◆ GIVEN INFORMATION

-*-*-

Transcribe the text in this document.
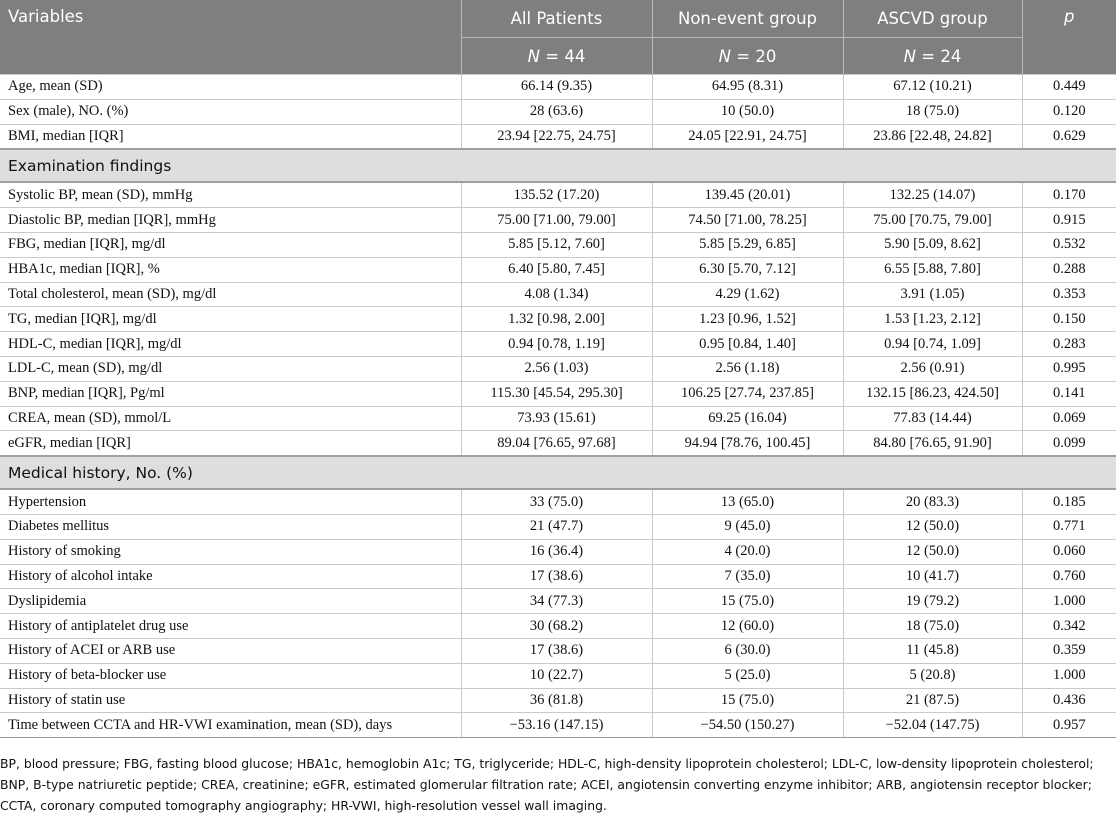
Variables	All Patients	Non-event group	ASCVD group	p
	N = 44	N = 20	N = 24	
Age, mean (SD)	66.14 (9.35)	64.95 (8.31)	67.12 (10.21)	0.449
Sex (male), NO. (%)	28 (63.6)	10 (50.0)	18 (75.0)	0.120
BMI, median [IQR]	23.94 [22.75, 24.75]	24.05 [22.91, 24.75]	23.86 [22.48, 24.82]	0.629
Examination findings				
Systolic BP, mean (SD), mmHg	135.52 (17.20)	139.45 (20.01)	132.25 (14.07)	0.170
Diastolic BP, median [IQR], mmHg	75.00 [71.00, 79.00]	74.50 [71.00, 78.25]	75.00 [70.75, 79.00]	0.915
FBG, median [IQR], mg/dl	5.85 [5.12, 7.60]	5.85 [5.29, 6.85]	5.90 [5.09, 8.62]	0.532
HBA1c, median [IQR], %	6.40 [5.80, 7.45]	6.30 [5.70, 7.12]	6.55 [5.88, 7.80]	0.288
Total cholesterol, mean (SD), mg/dl	4.08 (1.34)	4.29 (1.62)	3.91 (1.05)	0.353
TG, median [IQR], mg/dl	1.32 [0.98, 2.00]	1.23 [0.96, 1.52]	1.53 [1.23, 2.12]	0.150
HDL-C, median [IQR], mg/dl	0.94 [0.78, 1.19]	0.95 [0.84, 1.40]	0.94 [0.74, 1.09]	0.283
LDL-C, mean (SD), mg/dl	2.56 (1.03)	2.56 (1.18)	2.56 (0.91)	0.995
BNP, median [IQR], Pg/ml	115.30 [45.54, 295.30]	106.25 [27.74, 237.85]	132.15 [86.23, 424.50]	0.141
CREA, mean (SD), mmol/L	73.93 (15.61)	69.25 (16.04)	77.83 (14.44)	0.069
eGFR, median [IQR]	89.04 [76.65, 97.68]	94.94 [78.76, 100.45]	84.80 [76.65, 91.90]	0.099
Medical history, No. (%)				
Hypertension	33 (75.0)	13 (65.0)	20 (83.3)	0.185
Diabetes mellitus	21 (47.7)	9 (45.0)	12 (50.0)	0.771
History of smoking	16 (36.4)	4 (20.0)	12 (50.0)	0.060
History of alcohol intake	17 (38.6)	7 (35.0)	10 (41.7)	0.760
Dyslipidemia	34 (77.3)	15 (75.0)	19 (79.2)	1.000
History of antiplatelet drug use	30 (68.2)	12 (60.0)	18 (75.0)	0.342
History of ACEI or ARB use	17 (38.6)	6 (30.0)	11 (45.8)	0.359
History of beta-blocker use	10 (22.7)	5 (25.0)	5 (20.8)	1.000
History of statin use	36 (81.8)	15 (75.0)	21 (87.5)	0.436
Time between CCTA and HR-VWI examination, mean (SD), days	−53.16 (147.15)	−54.50 (150.27)	−52.04 (147.75)	0.957

BP, blood pressure; FBG, fasting blood glucose; HBA1c, hemoglobin A1c; TG, triglyceride; HDL-C, high-density lipoprotein cholesterol; LDL-C, low-density lipoprotein cholesterol; BNP, B-type natriuretic peptide; CREA, creatinine; eGFR, estimated glomerular filtration rate; ACEI, angiotensin converting enzyme inhibitor; ARB, angiotensin receptor blocker; CCTA, coronary computed tomography angiography; HR-VWI, high-resolution vessel wall imaging.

-*-*-

◆ EXERCISE AIM
Only an exact copy of the entries, with no pictures, is expected as the answer.

◆ WRITTEN ANSWER
Transcribe the text in this document.
Variables	All Patients	Non-event group	ASCVD group	p
	N = 44	N = 20	N = 24	
Age, mean (SD)	66.14 (9.35)	64.95 (8.31)	67.12 (10.21)	0.449
Sex (male), NO. (%)	28 (63.6)	10 (50.0)	18 (75.0)	0.120
BMI, median [IQR]	23.94 [22.75, 24.75]	24.05 [22.91, 24.75]	23.86 [22.48, 24.82]	0.629
Examination findings				
Systolic BP, mean (SD), mmHg	135.52 (17.20)	139.45 (20.01)	132.25 (14.07)	0.170
Diastolic BP, median [IQR], mmHg	75.00 [71.00, 79.00]	74.50 [71.00, 78.25]	75.00 [70.75, 79.00]	0.915
FBG, median [IQR], mg/dl	5.85 [5.12, 7.60]	5.85 [5.29, 6.85]	5.90 [5.09, 8.62]	0.532
HBA1c, median [IQR], %	6.40 [5.80, 7.45]	6.30 [5.70, 7.12]	6.55 [5.88, 7.80]	0.288
Total cholesterol, mean (SD), mg/dl	4.08 (1.34)	4.29 (1.62)	3.91 (1.05)	0.353
TG, median [IQR], mg/dl	1.32 [0.98, 2.00]	1.23 [0.96, 1.52]	1.53 [1.23, 2.12]	0.150
HDL-C, median [IQR], mg/dl	0.94 [0.78, 1.19]	0.95 [0.84, 1.40]	0.94 [0.74, 1.09]	0.283
LDL-C, mean (SD), mg/dl	2.56 (1.03)	2.56 (1.18)	2.56 (0.91)	0.995
BNP, median [IQR], Pg/ml	115.30 [45.54, 295.30]	106.25 [27.74, 237.85]	132.15 [86.23, 424.50]	0.141
CREA, mean (SD), mmol/L	73.93 (15.61)	69.25 (16.04)	77.83 (14.44)	0.069
eGFR, median [IQR]	89.04 [76.65, 97.68]	94.94 [78.76, 100.45]	84.80 [76.65, 91.90]	0.099
Medical history, No. (%)				
Hypertension	33 (75.0)	13 (65.0)	20 (83.3)	0.185
Diabetes mellitus	21 (47.7)	9 (45.0)	12 (50.0)	0.771
History of smoking	16 (36.4)	4 (20.0)	12 (50.0)	0.060
History of alcohol intake	17 (38.6)	7 (35.0)	10 (41.7)	0.760
Dyslipidemia	34 (77.3)	15 (75.0)	19 (79.2)	1.000
History of antiplatelet drug use	30 (68.2)	12 (60.0)	18 (75.0)	0.342
History of ACEI or ARB use	17 (38.6)	6 (30.0)	11 (45.8)	0.359
History of beta-blocker use	10 (22.7)	5 (25.0)	5 (20.8)	1.000
History of statin use	36 (81.8)	15 (75.0)	21 (87.5)	0.436
Time between CCTA and HR-VWI examination, mean (SD), days	−53.16 (147.15)	−54.50 (150.27)	−52.04 (147.75)	0.957

BP, blood pressure; FBG, fasting blood glucose; HBA1c, hemoglobin A1c; TG, triglyceride; HDL-C, high-density lipoprotein cholesterol; LDL-C, low-density lipoprotein cholesterol; BNP, B-type natriuretic peptide; CREA, creatinine; eGFR, estimated glomerular filtration rate; ACEI, angiotensin converting enzyme inhibitor; ARB, angiotensin receptor blocker; CCTA, coronary computed tomography angiography; HR-VWI, high-resolution vessel wall imaging.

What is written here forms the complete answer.